Ведущий научный сотрудник Института истории естествознания и техники РАН (Москва). Автор книги «Свободное движение и пластический танец в России» (2012). Область научных интересов: интеллектуальная история, история психологии и психиатрии, история танца и двигательной культуры.



 Доводилось ли вам когда-нибудь стоять на пуантах? Не спешите отвечать «нет». Ведь французское выражение «sur la pointe des pieds», откуда и ведут свое происхождение пуанты, может означать стойку на цыпочках, на «полупальцах», а не только на кончиках пальцев. Танец на пальцах в приспособленных для этого балетных туфлях с сильно укрепленным носком, которые тоже называют «пуантами», — явление сравнительно недавнее, ему меньше двухсот лет. Судя по античным изображениям, на пальцы древние греки вставали без всякой специальной обуви, да и просто без обуви. И в более поздние времена, пишет Любовь Дмитриевна Блок, ставшая в середине жизни историком балета, «считали полезным начинать изучение пуантов именно без туфли: еще П.А. Гердт учил вставать на пальцы в одном трико» (Блок 1987: 36)[1].

--- Предоставленные записи ---
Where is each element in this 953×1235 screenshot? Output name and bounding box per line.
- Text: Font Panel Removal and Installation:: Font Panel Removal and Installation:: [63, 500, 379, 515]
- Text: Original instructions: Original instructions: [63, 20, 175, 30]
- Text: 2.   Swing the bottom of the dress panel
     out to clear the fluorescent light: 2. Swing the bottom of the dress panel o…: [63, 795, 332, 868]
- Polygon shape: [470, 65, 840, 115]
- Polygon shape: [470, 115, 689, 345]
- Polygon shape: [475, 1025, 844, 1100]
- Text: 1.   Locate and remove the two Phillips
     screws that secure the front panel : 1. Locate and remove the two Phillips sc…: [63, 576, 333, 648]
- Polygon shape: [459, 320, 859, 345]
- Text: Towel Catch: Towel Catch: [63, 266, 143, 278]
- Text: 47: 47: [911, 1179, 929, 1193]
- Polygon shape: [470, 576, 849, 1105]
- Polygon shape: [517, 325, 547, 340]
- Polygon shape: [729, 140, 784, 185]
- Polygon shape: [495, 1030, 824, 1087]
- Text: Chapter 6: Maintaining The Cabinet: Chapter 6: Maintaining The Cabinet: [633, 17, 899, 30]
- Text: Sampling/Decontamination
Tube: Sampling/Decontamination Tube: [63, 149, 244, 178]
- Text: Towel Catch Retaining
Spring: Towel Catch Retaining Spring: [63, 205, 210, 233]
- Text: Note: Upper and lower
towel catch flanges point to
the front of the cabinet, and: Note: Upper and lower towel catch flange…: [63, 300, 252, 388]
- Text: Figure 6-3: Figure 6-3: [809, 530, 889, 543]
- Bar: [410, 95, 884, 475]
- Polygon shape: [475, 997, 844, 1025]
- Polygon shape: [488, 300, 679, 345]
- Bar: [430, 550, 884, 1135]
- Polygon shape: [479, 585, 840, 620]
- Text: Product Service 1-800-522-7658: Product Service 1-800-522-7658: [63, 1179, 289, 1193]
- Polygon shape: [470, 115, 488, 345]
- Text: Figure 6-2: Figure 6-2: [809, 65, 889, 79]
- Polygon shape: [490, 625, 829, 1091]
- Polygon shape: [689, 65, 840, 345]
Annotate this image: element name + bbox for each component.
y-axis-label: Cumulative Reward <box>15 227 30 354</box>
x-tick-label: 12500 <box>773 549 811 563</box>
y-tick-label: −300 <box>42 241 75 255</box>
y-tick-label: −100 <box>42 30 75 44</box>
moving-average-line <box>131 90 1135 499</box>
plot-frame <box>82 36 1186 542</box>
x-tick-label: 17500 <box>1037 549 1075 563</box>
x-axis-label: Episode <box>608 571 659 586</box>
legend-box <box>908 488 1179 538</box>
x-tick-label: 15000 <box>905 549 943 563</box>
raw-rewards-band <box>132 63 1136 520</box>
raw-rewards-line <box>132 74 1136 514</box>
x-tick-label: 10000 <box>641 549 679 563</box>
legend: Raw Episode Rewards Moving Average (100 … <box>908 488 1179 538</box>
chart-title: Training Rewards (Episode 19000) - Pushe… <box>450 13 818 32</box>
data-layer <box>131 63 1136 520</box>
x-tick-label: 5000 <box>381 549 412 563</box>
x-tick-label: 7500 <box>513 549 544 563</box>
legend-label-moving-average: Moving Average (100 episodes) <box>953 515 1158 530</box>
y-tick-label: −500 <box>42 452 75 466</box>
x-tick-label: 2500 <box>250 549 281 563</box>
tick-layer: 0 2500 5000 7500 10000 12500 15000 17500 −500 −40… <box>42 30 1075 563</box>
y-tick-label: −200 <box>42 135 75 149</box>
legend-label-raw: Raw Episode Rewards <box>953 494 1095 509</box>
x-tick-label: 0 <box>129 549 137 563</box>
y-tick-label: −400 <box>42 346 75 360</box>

--- Текст задания ---
Перепишите из текста о пуантах без изменений отрывок от слов «Доводилось ли вам» до слов «(Блок 1987: 36)[1].» включительно. Записи здесь не понадобятся.

--- Результат выполнения ---
Доводилось ли вам когда-нибудь стоять на пуантах? Не спешите отвечать «нет». Ведь французское выражение «sur la pointe des pieds», откуда и ведут свое происхождение пуанты, может означать стойку на цыпочках, на «полупальцах», а не только на кончиках пальцев. Танец на пальцах в приспособленных для этого балетных туфлях с сильно укрепленным носком, которые тоже называют «пуантами», — явление сравнительно недавнее, ему меньше двухсот лет. Судя по античным изображениям, на пальцы древние греки вставали без всякой специальной обуви, да и просто без обуви. И в более поздние времена, пишет Любовь Дмитриевна Блок, ставшая в середине жизни историком балета, «считали полезным начинать изучение пуантов именно без туфли: еще П.А. Гердт учил вставать на пальцы в одном трико» (Блок 1987: 36)[1].